= SET PROBLEM =
Your task is to transcribe all the entries exactly, excluding pictures.

= GIVEN ENTRIES =
********

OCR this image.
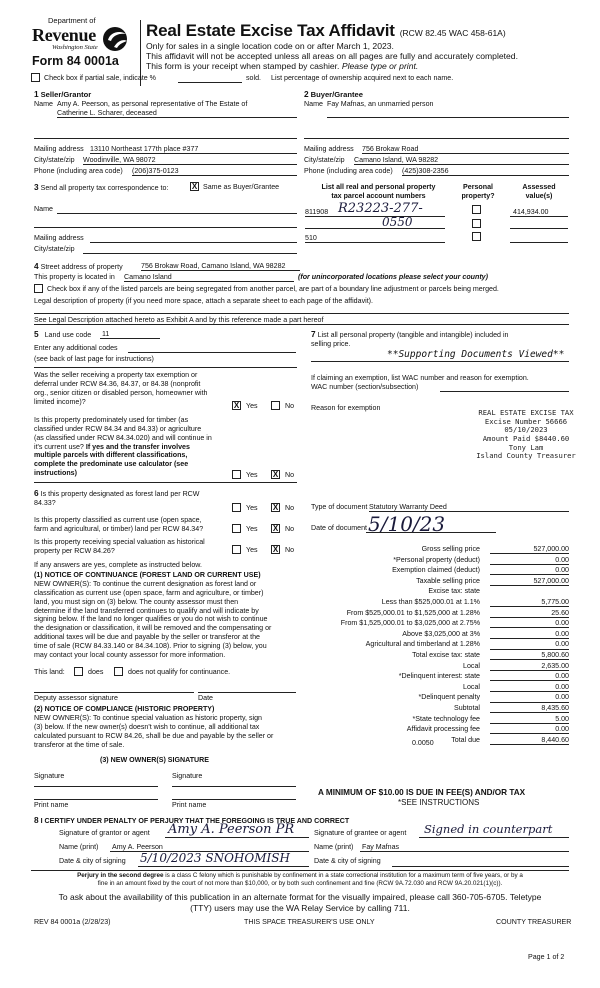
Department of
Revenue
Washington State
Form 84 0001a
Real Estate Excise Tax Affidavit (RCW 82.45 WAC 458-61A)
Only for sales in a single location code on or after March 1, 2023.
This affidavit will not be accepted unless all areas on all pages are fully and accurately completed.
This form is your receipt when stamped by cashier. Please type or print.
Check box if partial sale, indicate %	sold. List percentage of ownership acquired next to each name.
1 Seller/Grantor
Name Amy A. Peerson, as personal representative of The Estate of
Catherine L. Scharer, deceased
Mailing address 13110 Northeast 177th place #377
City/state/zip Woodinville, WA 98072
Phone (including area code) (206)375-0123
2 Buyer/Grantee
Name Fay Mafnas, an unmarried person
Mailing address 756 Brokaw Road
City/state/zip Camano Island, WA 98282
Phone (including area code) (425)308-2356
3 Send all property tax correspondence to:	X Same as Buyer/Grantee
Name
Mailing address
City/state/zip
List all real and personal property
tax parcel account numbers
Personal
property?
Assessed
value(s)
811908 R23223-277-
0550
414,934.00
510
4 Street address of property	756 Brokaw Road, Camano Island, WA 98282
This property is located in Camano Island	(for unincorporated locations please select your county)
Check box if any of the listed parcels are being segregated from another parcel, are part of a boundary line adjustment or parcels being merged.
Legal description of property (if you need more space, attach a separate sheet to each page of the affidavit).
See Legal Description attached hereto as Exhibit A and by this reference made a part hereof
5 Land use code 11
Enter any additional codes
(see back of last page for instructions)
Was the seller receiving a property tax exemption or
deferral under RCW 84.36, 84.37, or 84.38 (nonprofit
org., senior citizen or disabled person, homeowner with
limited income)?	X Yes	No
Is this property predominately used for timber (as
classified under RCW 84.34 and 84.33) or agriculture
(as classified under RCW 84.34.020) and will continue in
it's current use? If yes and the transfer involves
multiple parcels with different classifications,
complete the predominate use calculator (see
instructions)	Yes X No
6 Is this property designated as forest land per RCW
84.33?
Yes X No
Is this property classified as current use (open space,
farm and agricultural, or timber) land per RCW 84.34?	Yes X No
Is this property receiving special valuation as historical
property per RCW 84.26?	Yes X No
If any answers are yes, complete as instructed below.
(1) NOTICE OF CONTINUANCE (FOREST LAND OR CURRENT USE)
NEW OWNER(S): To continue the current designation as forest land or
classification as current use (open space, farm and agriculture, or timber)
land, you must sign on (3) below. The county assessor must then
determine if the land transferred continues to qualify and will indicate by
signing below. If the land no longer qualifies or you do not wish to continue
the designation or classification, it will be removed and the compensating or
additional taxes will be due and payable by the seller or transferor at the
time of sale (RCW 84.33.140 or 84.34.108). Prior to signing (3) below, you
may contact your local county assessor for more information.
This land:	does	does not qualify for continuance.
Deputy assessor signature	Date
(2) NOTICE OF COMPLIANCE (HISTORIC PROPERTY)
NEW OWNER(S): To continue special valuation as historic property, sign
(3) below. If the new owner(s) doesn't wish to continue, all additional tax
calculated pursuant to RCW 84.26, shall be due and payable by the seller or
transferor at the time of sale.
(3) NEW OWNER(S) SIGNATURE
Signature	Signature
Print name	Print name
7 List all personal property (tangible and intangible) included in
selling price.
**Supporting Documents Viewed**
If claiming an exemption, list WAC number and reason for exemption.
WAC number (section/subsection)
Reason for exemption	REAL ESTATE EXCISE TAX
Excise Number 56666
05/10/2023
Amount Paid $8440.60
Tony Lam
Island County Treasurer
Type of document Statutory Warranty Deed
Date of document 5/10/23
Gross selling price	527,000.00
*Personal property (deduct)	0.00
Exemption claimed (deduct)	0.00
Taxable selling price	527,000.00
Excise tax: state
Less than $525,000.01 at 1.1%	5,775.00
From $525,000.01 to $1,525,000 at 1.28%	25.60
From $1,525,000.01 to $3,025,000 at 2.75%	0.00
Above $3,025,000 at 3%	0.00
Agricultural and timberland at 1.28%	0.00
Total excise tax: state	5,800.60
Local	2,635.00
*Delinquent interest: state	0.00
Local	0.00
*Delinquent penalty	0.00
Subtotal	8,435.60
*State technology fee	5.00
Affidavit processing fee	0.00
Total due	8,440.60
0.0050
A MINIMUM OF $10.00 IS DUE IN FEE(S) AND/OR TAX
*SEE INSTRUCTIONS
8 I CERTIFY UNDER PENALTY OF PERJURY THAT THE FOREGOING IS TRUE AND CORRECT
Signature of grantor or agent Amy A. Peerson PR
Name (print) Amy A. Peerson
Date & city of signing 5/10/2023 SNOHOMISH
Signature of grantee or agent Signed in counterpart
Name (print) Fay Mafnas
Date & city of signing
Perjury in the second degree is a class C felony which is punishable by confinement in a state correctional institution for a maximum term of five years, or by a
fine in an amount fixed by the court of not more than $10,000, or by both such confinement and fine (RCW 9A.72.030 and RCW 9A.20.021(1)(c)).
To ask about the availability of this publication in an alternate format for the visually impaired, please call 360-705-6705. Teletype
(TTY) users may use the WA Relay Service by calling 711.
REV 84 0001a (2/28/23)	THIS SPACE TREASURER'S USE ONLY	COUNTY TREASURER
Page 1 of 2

********

= ANSWER TO THIS EXERCISE =
OCR this image.
Department of
Revenue
Washington State
Form 84 0001a
Real Estate Excise Tax Affidavit (RCW 82.45 WAC 458-61A)
Only for sales in a single location code on or after March 1, 2023.
This affidavit will not be accepted unless all areas on all pages are fully and accurately completed.
This form is your receipt when stamped by cashier. Please type or print.
Check box if partial sale, indicate %	sold. List percentage of ownership acquired next to each name.
1 Seller/Grantor
Name Amy A. Peerson, as personal representative of The Estate of
Catherine L. Scharer, deceased
Mailing address 13110 Northeast 177th place #377
City/state/zip Woodinville, WA 98072
Phone (including area code) (206)375-0123
2 Buyer/Grantee
Name Fay Mafnas, an unmarried person
Mailing address 756 Brokaw Road
City/state/zip Camano Island, WA 98282
Phone (including area code) (425)308-2356
3 Send all property tax correspondence to:	X Same as Buyer/Grantee
Name
Mailing address
City/state/zip
List all real and personal property
tax parcel account numbers
Personal
property?
Assessed
value(s)
811908 R23223-277-
0550
414,934.00
510
4 Street address of property	756 Brokaw Road, Camano Island, WA 98282
This property is located in Camano Island	(for unincorporated locations please select your county)
Check box if any of the listed parcels are being segregated from another parcel, are part of a boundary line adjustment or parcels being merged.
Legal description of property (if you need more space, attach a separate sheet to each page of the affidavit).
See Legal Description attached hereto as Exhibit A and by this reference made a part hereof
5 Land use code 11
Enter any additional codes
(see back of last page for instructions)
Was the seller receiving a property tax exemption or
deferral under RCW 84.36, 84.37, or 84.38 (nonprofit
org., senior citizen or disabled person, homeowner with
limited income)?	X Yes	No
Is this property predominately used for timber (as
classified under RCW 84.34 and 84.33) or agriculture
(as classified under RCW 84.34.020) and will continue in
it's current use? If yes and the transfer involves
multiple parcels with different classifications,
complete the predominate use calculator (see
instructions)	Yes X No
6 Is this property designated as forest land per RCW
84.33?
Yes X No
Is this property classified as current use (open space,
farm and agricultural, or timber) land per RCW 84.34?	Yes X No
Is this property receiving special valuation as historical
property per RCW 84.26?	Yes X No
If any answers are yes, complete as instructed below.
(1) NOTICE OF CONTINUANCE (FOREST LAND OR CURRENT USE)
NEW OWNER(S): To continue the current designation as forest land or
classification as current use (open space, farm and agriculture, or timber)
land, you must sign on (3) below. The county assessor must then
determine if the land transferred continues to qualify and will indicate by
signing below. If the land no longer qualifies or you do not wish to continue
the designation or classification, it will be removed and the compensating or
additional taxes will be due and payable by the seller or transferor at the
time of sale (RCW 84.33.140 or 84.34.108). Prior to signing (3) below, you
may contact your local county assessor for more information.
This land:	does	does not qualify for continuance.
Deputy assessor signature	Date
(2) NOTICE OF COMPLIANCE (HISTORIC PROPERTY)
NEW OWNER(S): To continue special valuation as historic property, sign
(3) below. If the new owner(s) doesn't wish to continue, all additional tax
calculated pursuant to RCW 84.26, shall be due and payable by the seller or
transferor at the time of sale.
(3) NEW OWNER(S) SIGNATURE
Signature	Signature
Print name	Print name
7 List all personal property (tangible and intangible) included in
selling price.
**Supporting Documents Viewed**
If claiming an exemption, list WAC number and reason for exemption.
WAC number (section/subsection)
Reason for exemption	REAL ESTATE EXCISE TAX
Excise Number 56666
05/10/2023
Amount Paid $8440.60
Tony Lam
Island County Treasurer
Type of document Statutory Warranty Deed
Date of document 5/10/23
Gross selling price	527,000.00
*Personal property (deduct)	0.00
Exemption claimed (deduct)	0.00
Taxable selling price	527,000.00
Excise tax: state
Less than $525,000.01 at 1.1%	5,775.00
From $525,000.01 to $1,525,000 at 1.28%	25.60
From $1,525,000.01 to $3,025,000 at 2.75%	0.00
Above $3,025,000 at 3%	0.00
Agricultural and timberland at 1.28%	0.00
Total excise tax: state	5,800.60
Local	2,635.00
*Delinquent interest: state	0.00
Local	0.00
*Delinquent penalty	0.00
Subtotal	8,435.60
*State technology fee	5.00
Affidavit processing fee	0.00
Total due	8,440.60
0.0050
A MINIMUM OF $10.00 IS DUE IN FEE(S) AND/OR TAX
*SEE INSTRUCTIONS
8 I CERTIFY UNDER PENALTY OF PERJURY THAT THE FOREGOING IS TRUE AND CORRECT
Signature of grantor or agent Amy A. Peerson PR
Name (print) Amy A. Peerson
Date & city of signing 5/10/2023 SNOHOMISH
Signature of grantee or agent Signed in counterpart
Name (print) Fay Mafnas
Date & city of signing
Perjury in the second degree is a class C felony which is punishable by confinement in a state correctional institution for a maximum term of five years, or by a
fine in an amount fixed by the court of not more than $10,000, or by both such confinement and fine (RCW 9A.72.030 and RCW 9A.20.021(1)(c)).
To ask about the availability of this publication in an alternate format for the visually impaired, please call 360-705-6705. Teletype
(TTY) users may use the WA Relay Service by calling 711.
REV 84 0001a (2/28/23)	THIS SPACE TREASURER'S USE ONLY	COUNTY TREASURER
Page 1 of 2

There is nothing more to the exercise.